Skip any picture you find and retype all the remaining lines exactly.

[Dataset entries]
#####

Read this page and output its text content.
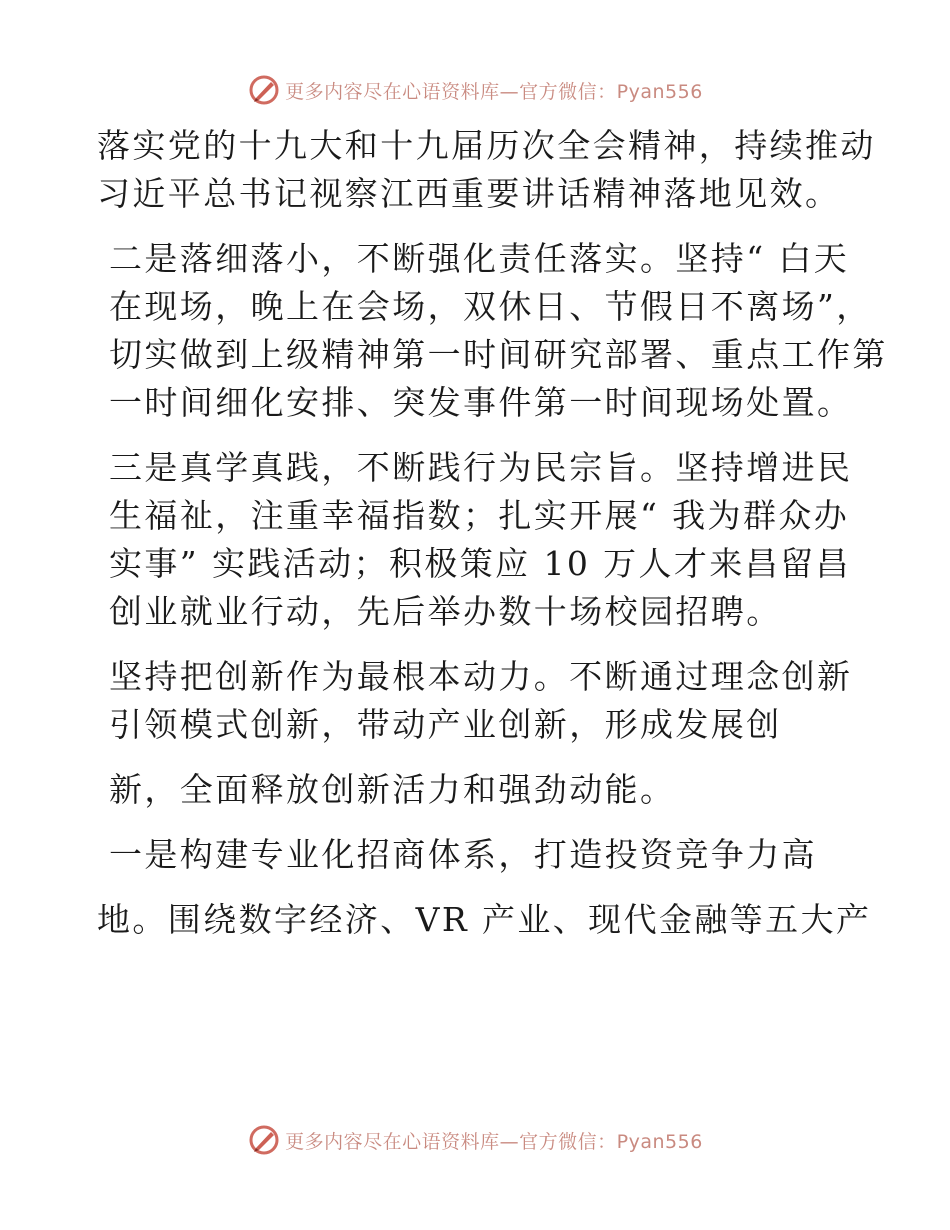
更多内容尽在心语资料库—官方微信：Pyan556
落实党的十九大和十九届历次全会精神，持续推动
习近平总书记视察江西重要讲话精神落地见效。
二是落细落小，不断强化责任落实。坚持“ 白天
在现场，晚上在会场，双休日、节假日不离场”，
切实做到上级精神第一时间研究部署、重点工作第
一时间细化安排、突发事件第一时间现场处置。
三是真学真践，不断践行为民宗旨。坚持增进民
生福祉，注重幸福指数；扎实开展“ 我为群众办
实事” 实践活动；积极策应 10 万人才来昌留昌
创业就业行动，先后举办数十场校园招聘。
坚持把创新作为最根本动力。不断通过理念创新
引领模式创新，带动产业创新，形成发展创
新，全面释放创新活力和强劲动能。
一是构建专业化招商体系，打造投资竞争力高
地。围绕数字经济、VR 产业、现代金融等五大产
更多内容尽在心语资料库—官方微信：Pyan556
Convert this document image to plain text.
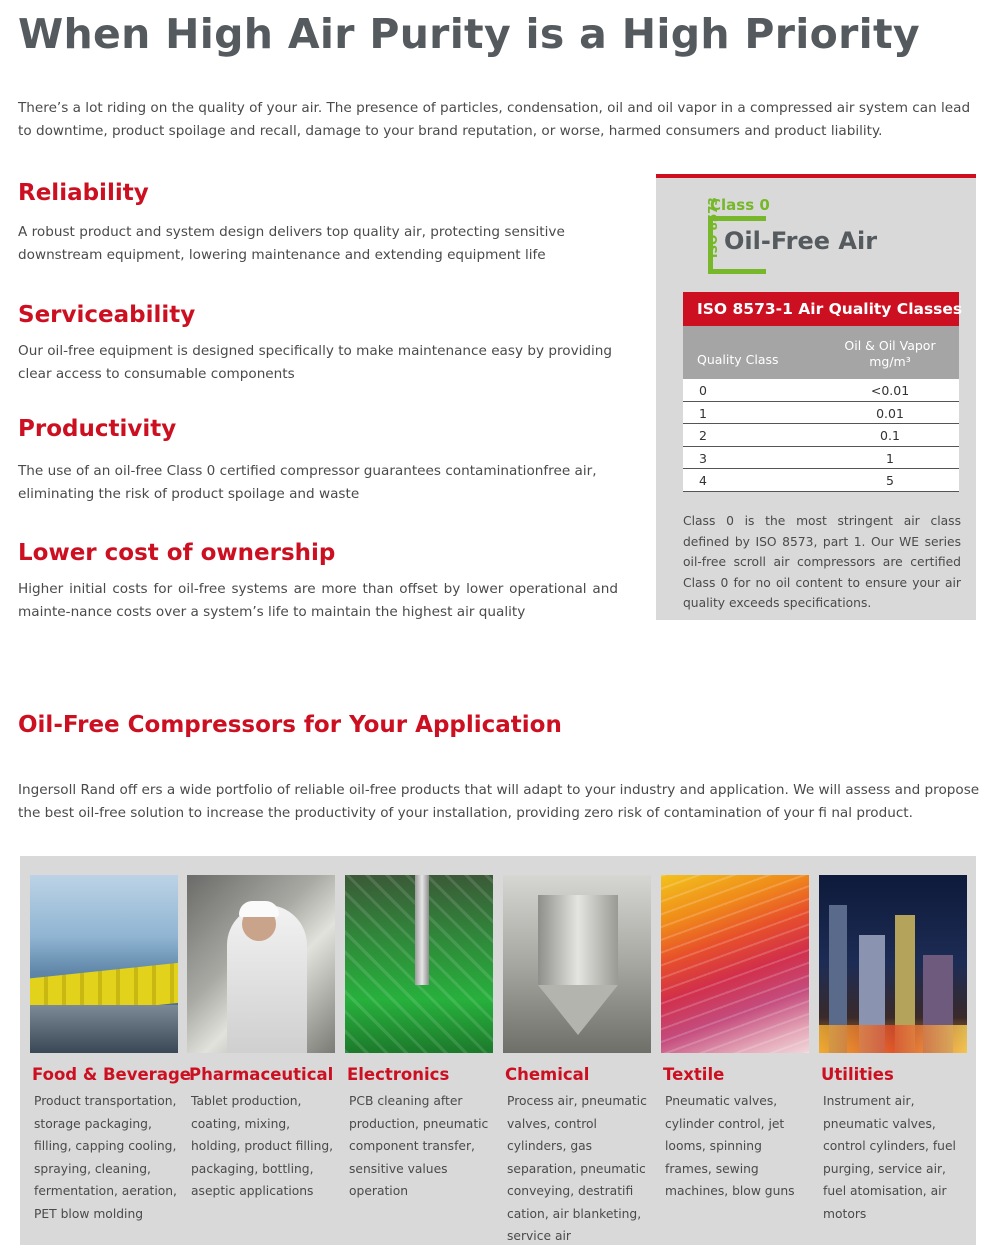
When High Air Purity is a High Priority
There’s a lot riding on the quality of your air. The presence of particles, condensation, oil and oil vapor in a compressed air system can lead to downtime, product spoilage and recall, damage to your brand reputation, or worse, harmed consumers and product liability.
Reliability
A robust product and system design delivers top quality air, protecting sensitive downstream equipment, lowering maintenance and extending equipment life
Serviceability
Our oil-free equipment is designed specifically to make maintenance easy by providing clear access to consumable components
Productivity
The use of an oil-free Class 0 certified compressor guarantees contaminationfree air, eliminating the risk of product spoilage and waste
Lower cost of ownership
Higher initial costs for oil-free systems are more than offset by lower operational and mainte-nance costs over a system’s life to maintain the highest air quality
Class 0
Oil-Free Air
ISO 8573
ISO 8573-1 Air Quality Classes
Quality Class
Oil & Oil Vapor
mg/m³
0	<0.01
1	0.01
2	0.1
3	1
4	5
Class 0 is the most stringent air class defined by ISO 8573, part 1. Our WE series oil-free scroll air compressors are certified Class 0 for no oil content to ensure your air quality exceeds specifications.
Oil-Free Compressors for Your Application
Ingersoll Rand off ers a wide portfolio of reliable oil-free products that will adapt to your industry and application. We will assess and propose the best oil-free solution to increase the productivity of your installation, providing zero risk of contamination of your fi nal product.
Food & Beverage
Product transportation, storage packaging, filling, capping cooling, spraying, cleaning, fermentation, aeration, PET blow molding
Pharmaceutical
Tablet production, coating, mixing, holding, product filling, packaging, bottling, aseptic applications
Electronics
PCB cleaning after production, pneumatic component transfer, sensitive values operation
Chemical
Process air, pneumatic valves, control cylinders, gas separation, pneumatic conveying, destratifi cation, air blanketing, service air
Textile
Pneumatic valves, cylinder control, jet looms, spinning frames, sewing machines, blow guns
Utilities
Instrument air, pneumatic valves, control cylinders, fuel purging, service air, fuel atomisation, air motors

#####

SOLUTION TO THIS PROBLEM |
Read this page and output its text content.
更多内容尽在心语资料库—官方微信：Pyan556
落实党的十九大和十九届历次全会精神，持续推动
习近平总书记视察江西重要讲话精神落地见效。
二是落细落小，不断强化责任落实。坚持“ 白天
在现场，晚上在会场，双休日、节假日不离场”，
切实做到上级精神第一时间研究部署、重点工作第
一时间细化安排、突发事件第一时间现场处置。
三是真学真践，不断践行为民宗旨。坚持增进民
生福祉，注重幸福指数；扎实开展“ 我为群众办
实事” 实践活动；积极策应 10 万人才来昌留昌
创业就业行动，先后举办数十场校园招聘。
坚持把创新作为最根本动力。不断通过理念创新
引领模式创新，带动产业创新，形成发展创
新，全面释放创新活力和强劲动能。
一是构建专业化招商体系，打造投资竞争力高
地。围绕数字经济、VR 产业、现代金融等五大产
更多内容尽在心语资料库—官方微信：Pyan556
Convert this document image to plain text.
When High Air Purity is a High Priority
There’s a lot riding on the quality of your air. The presence of particles, condensation, oil and oil vapor in a compressed air system can lead to downtime, product spoilage and recall, damage to your brand reputation, or worse, harmed consumers and product liability.
Reliability
A robust product and system design delivers top quality air, protecting sensitive downstream equipment, lowering maintenance and extending equipment life
Serviceability
Our oil-free equipment is designed specifically to make maintenance easy by providing clear access to consumable components
Productivity
The use of an oil-free Class 0 certified compressor guarantees contaminationfree air, eliminating the risk of product spoilage and waste
Lower cost of ownership
Higher initial costs for oil-free systems are more than offset by lower operational and mainte-nance costs over a system’s life to maintain the highest air quality
Class 0
Oil-Free Air
ISO 8573
ISO 8573-1 Air Quality Classes
Quality Class
Oil & Oil Vapor
mg/m³
0	<0.01
1	0.01
2	0.1
3	1
4	5
Class 0 is the most stringent air class defined by ISO 8573, part 1. Our WE series oil-free scroll air compressors are certified Class 0 for no oil content to ensure your air quality exceeds specifications.
Oil-Free Compressors for Your Application
Ingersoll Rand off ers a wide portfolio of reliable oil-free products that will adapt to your industry and application. We will assess and propose the best oil-free solution to increase the productivity of your installation, providing zero risk of contamination of your fi nal product.
Food & Beverage
Product transportation, storage packaging, filling, capping cooling, spraying, cleaning, fermentation, aeration, PET blow molding
Pharmaceutical
Tablet production, coating, mixing, holding, product filling, packaging, bottling, aseptic applications
Electronics
PCB cleaning after production, pneumatic component transfer, sensitive values operation
Chemical
Process air, pneumatic valves, control cylinders, gas separation, pneumatic conveying, destratifi cation, air blanketing, service air
Textile
Pneumatic valves, cylinder control, jet looms, spinning frames, sewing machines, blow guns
Utilities
Instrument air, pneumatic valves, control cylinders, fuel purging, service air, fuel atomisation, air motors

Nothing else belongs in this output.